*Stored rows*
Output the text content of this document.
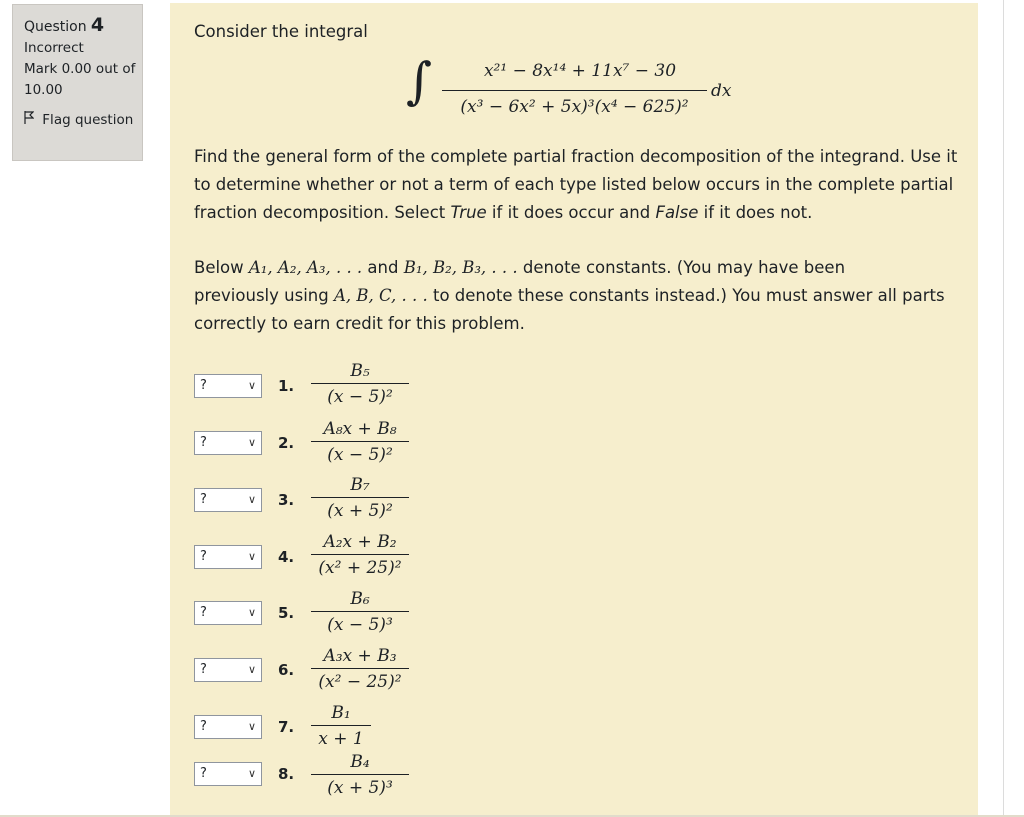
Question 4
Incorrect
Mark 0.00 out of
10.00
Flag question
Consider the integral
∫	x²¹ − 8x¹⁴ + 11x⁷ − 30
(x³ − 6x² + 5x)³(x⁴ − 625)²
dx
Find the general form of the complete partial fraction decomposition of the integrand. Use it
to determine whether or not a term of each type listed below occurs in the complete partial
fraction decomposition. Select True if it does occur and False if it does not.
Below A₁, A₂, A₃, . . . and B₁, B₂, B₃, . . . denote constants. (You may have been
previously using A, B, C, . . . to denote these constants instead.) You must answer all parts
correctly to earn credit for this problem.
?	∨ 1.
B₅
(x − 5)²
?	∨ 2.
A₈x + B₈
(x − 5)²
?	∨ 3.
B₇
(x + 5)²
?	∨ 4.
A₂x + B₂
(x² + 25)²
?	∨ 5.
B₆
(x − 5)³
?	∨ 6.
A₃x + B₃
(x² − 25)²
?	∨ 7.
B₁
x + 1
?	∨ 8.
B₄
(x + 5)³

*The request*
All of the material above needs to be restated exactly, with no pictures.

*Written response*
Output the text content of this document.
Question 4
Incorrect
Mark 0.00 out of
10.00
Flag question
Consider the integral
∫	x²¹ − 8x¹⁴ + 11x⁷ − 30
(x³ − 6x² + 5x)³(x⁴ − 625)²
dx
Find the general form of the complete partial fraction decomposition of the integrand. Use it
to determine whether or not a term of each type listed below occurs in the complete partial
fraction decomposition. Select True if it does occur and False if it does not.
Below A₁, A₂, A₃, . . . and B₁, B₂, B₃, . . . denote constants. (You may have been
previously using A, B, C, . . . to denote these constants instead.) You must answer all parts
correctly to earn credit for this problem.
?	∨ 1.
B₅
(x − 5)²
?	∨ 2.
A₈x + B₈
(x − 5)²
?	∨ 3.
B₇
(x + 5)²
?	∨ 4.
A₂x + B₂
(x² + 25)²
?	∨ 5.
B₆
(x − 5)³
?	∨ 6.
A₃x + B₃
(x² − 25)²
?	∨ 7.
B₁
x + 1
?	∨ 8.
B₄
(x + 5)³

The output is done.